| DATASET CONTENT |
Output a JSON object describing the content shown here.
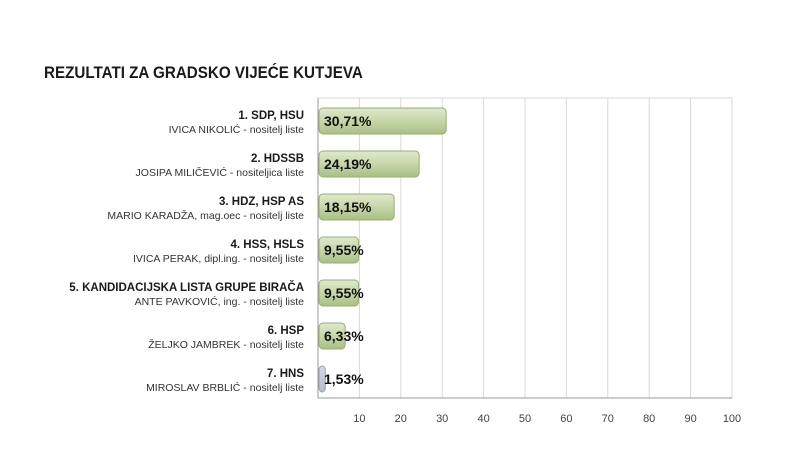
{
  "title": "REZULTATI ZA GRADSKO VIJEĆE KUTJEVA",
  "colors": {
    "bar_fill": "#c6d6a9",
    "bar_stroke": "#97ad74",
    "bar_hns": "#b7bcc8",
    "grid": "#d9d9d9"
  },
  "chart_data": {
    "type": "bar",
    "orientation": "horizontal",
    "title": "REZULTATI ZA GRADSKO VIJEĆE KUTJEVA",
    "categories": [
      "1. SDP, HSU",
      "2. HDSSB",
      "3. HDZ, HSP AS",
      "4. HSS, HSLS",
      "5. KANDIDACIJSKA LISTA GRUPE BIRAČA",
      "6. HSP",
      "7. HNS"
    ],
    "subtitles": [
      "IVICA NIKOLIĆ - nositelj liste",
      "JOSIPA MILIČEVIĆ - nositeljica liste",
      "MARIO KARADŽA, mag.oec - nositelj liste",
      "IVICA PERAK, dipl.ing. - nositelj liste",
      "ANTE PAVKOVIĆ, ing. - nositelj liste",
      "ŽELJKO JAMBREK - nositelj liste",
      "MIROSLAV BRBLIĆ - nositelj liste"
    ],
    "values": [
      30.71,
      24.19,
      18.15,
      9.55,
      9.55,
      6.33,
      1.53
    ],
    "value_labels": [
      "30,71%",
      "24,19%",
      "18,15%",
      "9,55%",
      "9,55%",
      "6,33%",
      "1,53%"
    ],
    "xticks": [
      "10",
      "20",
      "30",
      "40",
      "50",
      "60",
      "70",
      "80",
      "90",
      "100"
    ],
    "xlim": [
      0,
      100
    ],
    "grid": true
  }
}
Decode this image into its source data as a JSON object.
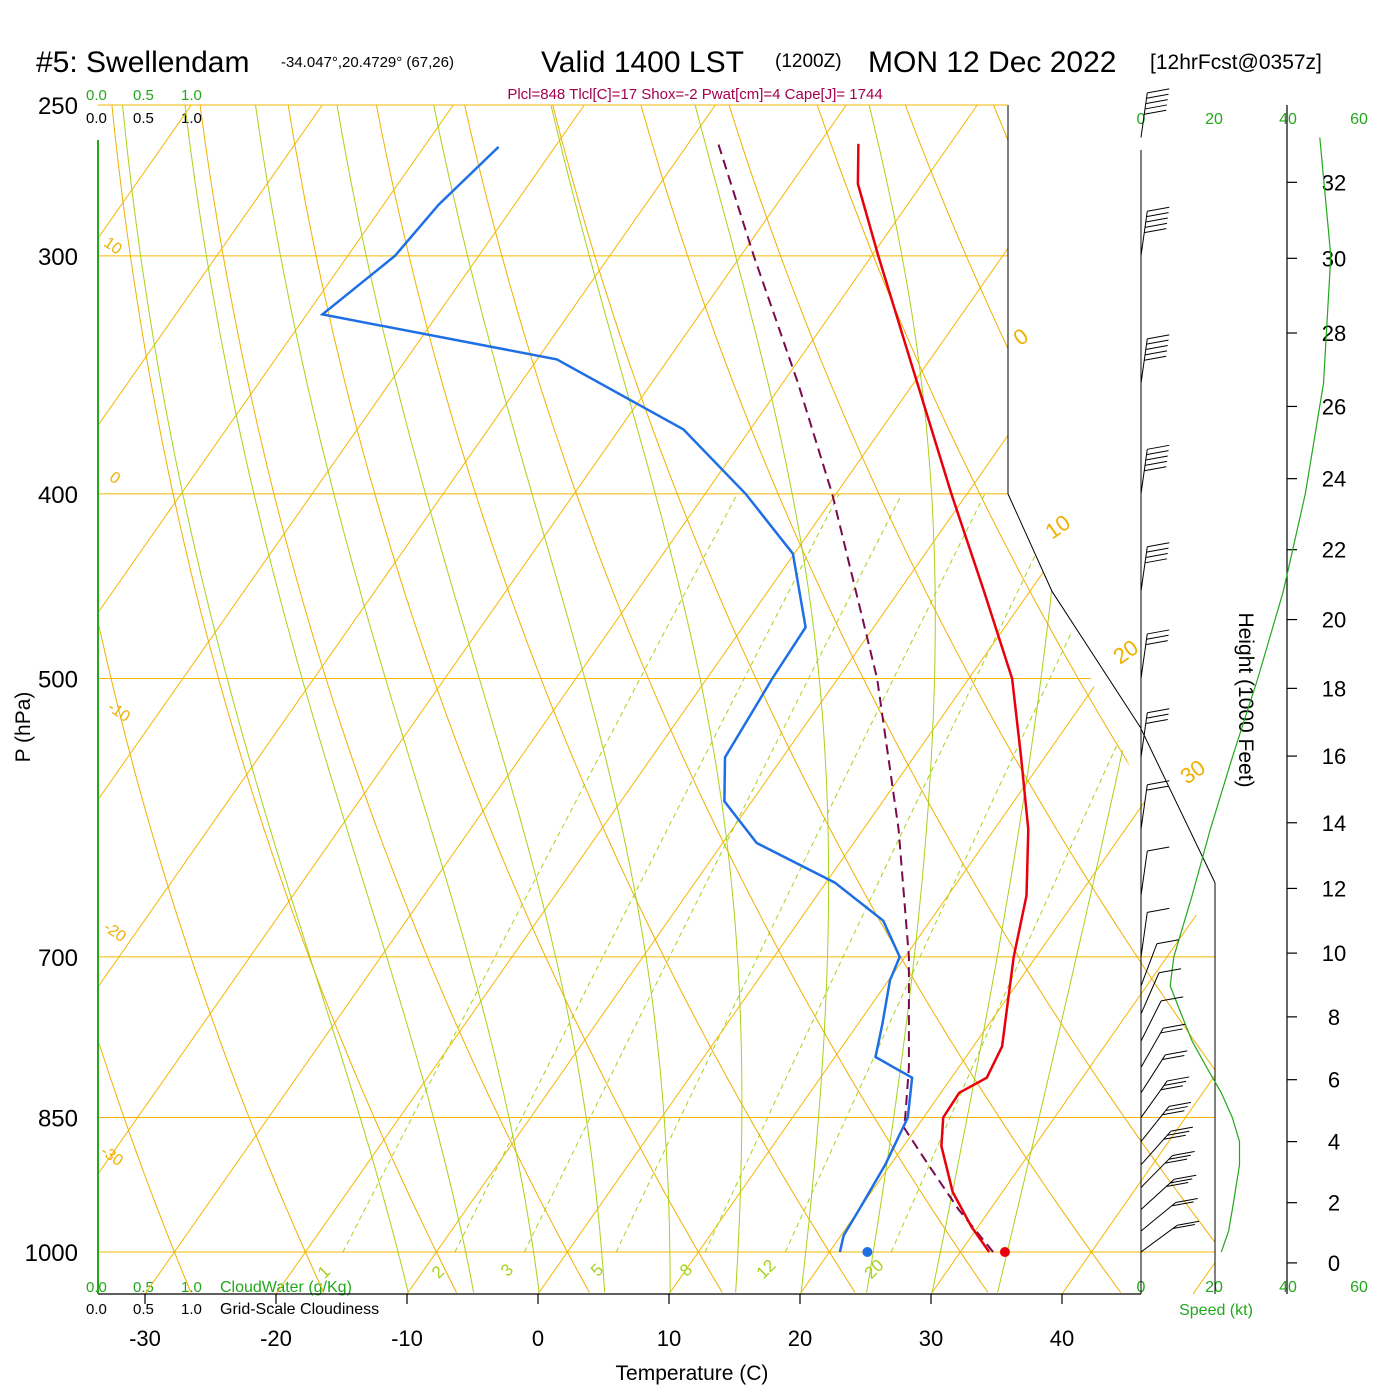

| GIVEN PROBLEM |
Across the records above, count the lines holding "VIJEĆE" and reply with that number alone.

| COMPLETED TASK |
2